### Goal of the exercise:
Reproduce word for word the stretch of lines from the first one through the one containing "new-selection-button[interactable] [98, 52, 122, 76]".

::::

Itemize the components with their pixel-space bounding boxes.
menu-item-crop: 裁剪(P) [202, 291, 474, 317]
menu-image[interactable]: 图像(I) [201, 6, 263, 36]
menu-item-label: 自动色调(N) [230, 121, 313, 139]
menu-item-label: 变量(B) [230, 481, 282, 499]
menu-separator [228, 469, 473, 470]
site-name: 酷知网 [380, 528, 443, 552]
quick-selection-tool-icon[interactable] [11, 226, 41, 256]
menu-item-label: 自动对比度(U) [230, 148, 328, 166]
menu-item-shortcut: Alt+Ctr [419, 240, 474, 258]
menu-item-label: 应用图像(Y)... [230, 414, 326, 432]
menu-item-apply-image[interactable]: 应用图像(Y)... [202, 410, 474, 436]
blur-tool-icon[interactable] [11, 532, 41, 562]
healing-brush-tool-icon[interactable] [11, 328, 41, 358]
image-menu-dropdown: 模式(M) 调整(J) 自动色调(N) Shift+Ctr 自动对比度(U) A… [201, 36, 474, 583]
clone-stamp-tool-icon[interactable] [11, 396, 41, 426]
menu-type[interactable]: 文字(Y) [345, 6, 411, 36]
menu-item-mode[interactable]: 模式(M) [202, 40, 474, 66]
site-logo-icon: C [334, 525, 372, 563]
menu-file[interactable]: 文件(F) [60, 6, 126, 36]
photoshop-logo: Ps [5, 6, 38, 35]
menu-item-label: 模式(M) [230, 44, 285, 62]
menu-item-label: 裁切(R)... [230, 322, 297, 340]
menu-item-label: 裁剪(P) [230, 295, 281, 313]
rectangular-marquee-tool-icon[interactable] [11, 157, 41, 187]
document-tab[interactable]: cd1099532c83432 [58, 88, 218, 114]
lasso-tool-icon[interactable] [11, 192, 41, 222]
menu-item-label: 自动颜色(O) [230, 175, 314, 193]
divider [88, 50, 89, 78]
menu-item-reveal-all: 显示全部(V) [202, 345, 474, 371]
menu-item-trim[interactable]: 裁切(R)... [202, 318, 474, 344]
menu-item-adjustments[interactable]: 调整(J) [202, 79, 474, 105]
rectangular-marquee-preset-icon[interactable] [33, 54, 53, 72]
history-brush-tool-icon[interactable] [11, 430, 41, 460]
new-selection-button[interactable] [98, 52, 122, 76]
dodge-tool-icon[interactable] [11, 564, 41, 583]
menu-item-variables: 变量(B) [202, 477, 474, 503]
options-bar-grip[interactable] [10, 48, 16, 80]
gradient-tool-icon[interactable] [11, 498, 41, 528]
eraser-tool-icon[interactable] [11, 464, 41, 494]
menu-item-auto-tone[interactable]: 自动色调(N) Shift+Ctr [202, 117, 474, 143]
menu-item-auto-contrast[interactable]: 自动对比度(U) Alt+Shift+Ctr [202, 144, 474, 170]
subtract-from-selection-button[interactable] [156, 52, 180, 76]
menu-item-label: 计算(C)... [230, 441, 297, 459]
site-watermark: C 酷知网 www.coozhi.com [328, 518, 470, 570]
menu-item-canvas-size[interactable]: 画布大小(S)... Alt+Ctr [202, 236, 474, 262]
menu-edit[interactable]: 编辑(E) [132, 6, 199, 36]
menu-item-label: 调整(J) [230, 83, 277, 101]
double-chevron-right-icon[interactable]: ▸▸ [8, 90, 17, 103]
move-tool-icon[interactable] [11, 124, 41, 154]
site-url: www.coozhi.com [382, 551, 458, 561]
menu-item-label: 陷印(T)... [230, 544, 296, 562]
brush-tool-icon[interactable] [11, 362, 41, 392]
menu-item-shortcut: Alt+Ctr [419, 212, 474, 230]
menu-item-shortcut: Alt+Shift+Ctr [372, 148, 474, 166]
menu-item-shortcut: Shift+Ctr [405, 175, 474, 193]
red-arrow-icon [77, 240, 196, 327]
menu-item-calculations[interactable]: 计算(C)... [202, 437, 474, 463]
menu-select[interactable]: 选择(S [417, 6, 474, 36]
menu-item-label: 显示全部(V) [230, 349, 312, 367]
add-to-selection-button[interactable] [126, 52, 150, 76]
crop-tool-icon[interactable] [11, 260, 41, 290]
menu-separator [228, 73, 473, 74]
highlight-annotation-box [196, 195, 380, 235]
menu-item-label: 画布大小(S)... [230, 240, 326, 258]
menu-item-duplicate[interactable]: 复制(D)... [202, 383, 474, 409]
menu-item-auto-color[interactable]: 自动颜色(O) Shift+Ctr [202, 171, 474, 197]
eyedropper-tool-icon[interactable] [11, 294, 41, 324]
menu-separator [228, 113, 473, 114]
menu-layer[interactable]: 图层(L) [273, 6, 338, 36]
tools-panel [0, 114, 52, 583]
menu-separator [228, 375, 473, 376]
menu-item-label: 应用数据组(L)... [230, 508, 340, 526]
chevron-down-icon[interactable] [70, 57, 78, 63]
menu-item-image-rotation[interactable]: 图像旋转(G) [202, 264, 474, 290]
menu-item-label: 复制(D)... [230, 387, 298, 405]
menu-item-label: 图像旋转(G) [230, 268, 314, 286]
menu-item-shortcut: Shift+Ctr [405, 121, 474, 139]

::::

### Solution:
Itemize the components with their pixel-space bounding boxes.
menu-item-crop: 裁剪(P) [202, 291, 474, 317]
menu-image[interactable]: 图像(I) [201, 6, 263, 36]
menu-item-label: 自动色调(N) [230, 121, 313, 139]
menu-item-label: 变量(B) [230, 481, 282, 499]
menu-separator [228, 469, 473, 470]
site-name: 酷知网 [380, 528, 443, 552]
quick-selection-tool-icon[interactable] [11, 226, 41, 256]
menu-item-label: 自动对比度(U) [230, 148, 328, 166]
menu-item-shortcut: Alt+Ctr [419, 240, 474, 258]
menu-item-label: 应用图像(Y)... [230, 414, 326, 432]
menu-item-apply-image[interactable]: 应用图像(Y)... [202, 410, 474, 436]
blur-tool-icon[interactable] [11, 532, 41, 562]
healing-brush-tool-icon[interactable] [11, 328, 41, 358]
image-menu-dropdown: 模式(M) 调整(J) 自动色调(N) Shift+Ctr 自动对比度(U) A… [201, 36, 474, 583]
clone-stamp-tool-icon[interactable] [11, 396, 41, 426]
menu-type[interactable]: 文字(Y) [345, 6, 411, 36]
menu-item-mode[interactable]: 模式(M) [202, 40, 474, 66]
site-logo-icon: C [334, 525, 372, 563]
menu-file[interactable]: 文件(F) [60, 6, 126, 36]
photoshop-logo: Ps [5, 6, 38, 35]
menu-item-label: 模式(M) [230, 44, 285, 62]
menu-item-label: 裁切(R)... [230, 322, 297, 340]
menu-item-label: 裁剪(P) [230, 295, 281, 313]
rectangular-marquee-tool-icon[interactable] [11, 157, 41, 187]
document-tab[interactable]: cd1099532c83432 [58, 88, 218, 114]
lasso-tool-icon[interactable] [11, 192, 41, 222]
menu-item-label: 自动颜色(O) [230, 175, 314, 193]
divider [88, 50, 89, 78]
menu-item-reveal-all: 显示全部(V) [202, 345, 474, 371]
menu-item-trim[interactable]: 裁切(R)... [202, 318, 474, 344]
menu-item-adjustments[interactable]: 调整(J) [202, 79, 474, 105]
rectangular-marquee-preset-icon[interactable] [33, 54, 53, 72]
history-brush-tool-icon[interactable] [11, 430, 41, 460]
new-selection-button[interactable] [98, 52, 122, 76]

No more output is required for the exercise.